What is needed |
Give back each entry unchanged, minus pictures.

□ □ □

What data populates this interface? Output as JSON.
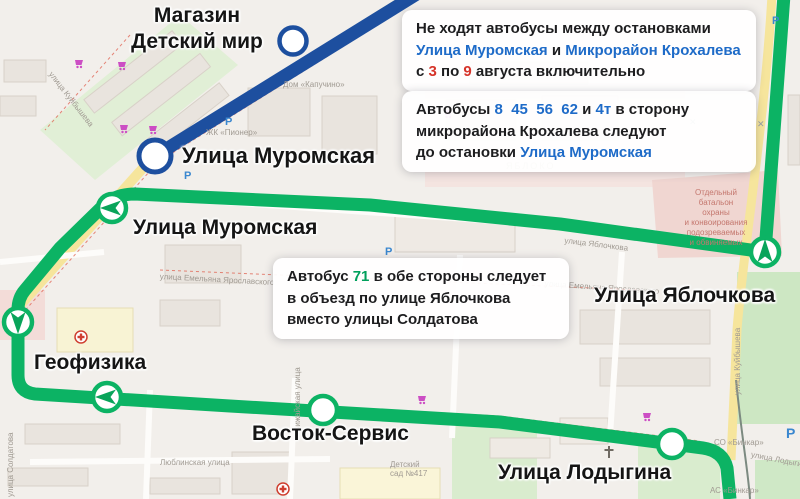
{
  "colors": {
    "route_green": "#0cb364",
    "route_blue": "#1d4f9f",
    "link_blue": "#1e6bc8",
    "number_red": "#d6342a",
    "number_green": "#00a05c"
  },
  "notices": {
    "n1": {
      "line1": "Не ходят автобусы между остановками",
      "line2_link1": "Улица Муромская",
      "line2_mid": " и ",
      "line2_link2": "Микрорайон Крохалева",
      "line3_pre": "с ",
      "line3_num1": "3",
      "line3_mid": " по ",
      "line3_num2": "9",
      "line3_post": " августа включительно"
    },
    "n2": {
      "line1_pre": "Автобусы  ",
      "line1_nums": "8  45  56  62",
      "line1_mid": " и ",
      "line1_num2": "4т",
      "line1_post": " в сторону",
      "line2": "микрорайона Крохалева следуют",
      "line3_pre": "до остановки ",
      "line3_link": "Улица Муромская"
    },
    "n3": {
      "line1_pre": "Автобус  ",
      "line1_num": "71",
      "line1_post": " в обе стороны следует",
      "line2": "в объезд по улице Яблочкова",
      "line3": "вместо улицы Солдатова"
    }
  },
  "stops": {
    "detskiy_mir_line1": "Магазин",
    "detskiy_mir_line2": "Детский мир",
    "muromskaya_blue": "Улица Муромская",
    "muromskaya_green": "Улица Муромская",
    "yablochkova": "Улица Яблочкова",
    "geofizika": "Геофизика",
    "vostok_servis": "Восток-Сервис",
    "lodygina": "Улица Лодыгина"
  },
  "map_labels": {
    "dom_kapuchino": "Дом «Капучино»",
    "zk_pioner": "ЖК «Пионер»",
    "yabloko": "ЯБЛОКО",
    "emelyana": "улица Емельяна Ярославского",
    "battalion": "Отдельный\nбатальон\nохраны\nи конвоирования\nподозреваемых\nи обвиняемых",
    "kuybysheva": "улица Куйбышева",
    "soldatova": "улица Солдатова",
    "vizhayskaya": "Вижайская улица",
    "lyublinskaya": "Люблинская улица",
    "detsad": "Детский\nсад №417",
    "yablochkova_street": "улица Яблочкова",
    "lodygina_street": "улица Лодыгина",
    "so_binkar": "СО «Бинкар»",
    "as_binkar": "АС «Бинкар»",
    "parking": "Р"
  }
}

□ □ □

Reply to the task |
What data populates this interface? Output as JSON.
{
  "colors": {
    "route_green": "#0cb364",
    "route_blue": "#1d4f9f",
    "link_blue": "#1e6bc8",
    "number_red": "#d6342a",
    "number_green": "#00a05c"
  },
  "notices": {
    "n1": {
      "line1": "Не ходят автобусы между остановками",
      "line2_link1": "Улица Муромская",
      "line2_mid": " и ",
      "line2_link2": "Микрорайон Крохалева",
      "line3_pre": "с ",
      "line3_num1": "3",
      "line3_mid": " по ",
      "line3_num2": "9",
      "line3_post": " августа включительно"
    },
    "n2": {
      "line1_pre": "Автобусы  ",
      "line1_nums": "8  45  56  62",
      "line1_mid": " и ",
      "line1_num2": "4т",
      "line1_post": " в сторону",
      "line2": "микрорайона Крохалева следуют",
      "line3_pre": "до остановки ",
      "line3_link": "Улица Муромская"
    },
    "n3": {
      "line1_pre": "Автобус  ",
      "line1_num": "71",
      "line1_post": " в обе стороны следует",
      "line2": "в объезд по улице Яблочкова",
      "line3": "вместо улицы Солдатова"
    }
  },
  "stops": {
    "detskiy_mir_line1": "Магазин",
    "detskiy_mir_line2": "Детский мир",
    "muromskaya_blue": "Улица Муромская",
    "muromskaya_green": "Улица Муромская",
    "yablochkova": "Улица Яблочкова",
    "geofizika": "Геофизика",
    "vostok_servis": "Восток-Сервис",
    "lodygina": "Улица Лодыгина"
  },
  "map_labels": {
    "dom_kapuchino": "Дом «Капучино»",
    "zk_pioner": "ЖК «Пионер»",
    "yabloko": "ЯБЛОКО",
    "emelyana": "улица Емельяна Ярославского",
    "battalion": "Отдельный\nбатальон\nохраны\nи конвоирования\nподозреваемых\nи обвиняемых",
    "kuybysheva": "улица Куйбышева",
    "soldatova": "улица Солдатова",
    "vizhayskaya": "Вижайская улица",
    "lyublinskaya": "Люблинская улица",
    "detsad": "Детский\nсад №417",
    "yablochkova_street": "улица Яблочкова",
    "lodygina_street": "улица Лодыгина",
    "so_binkar": "СО «Бинкар»",
    "as_binkar": "АС «Бинкар»",
    "parking": "Р"
  }
}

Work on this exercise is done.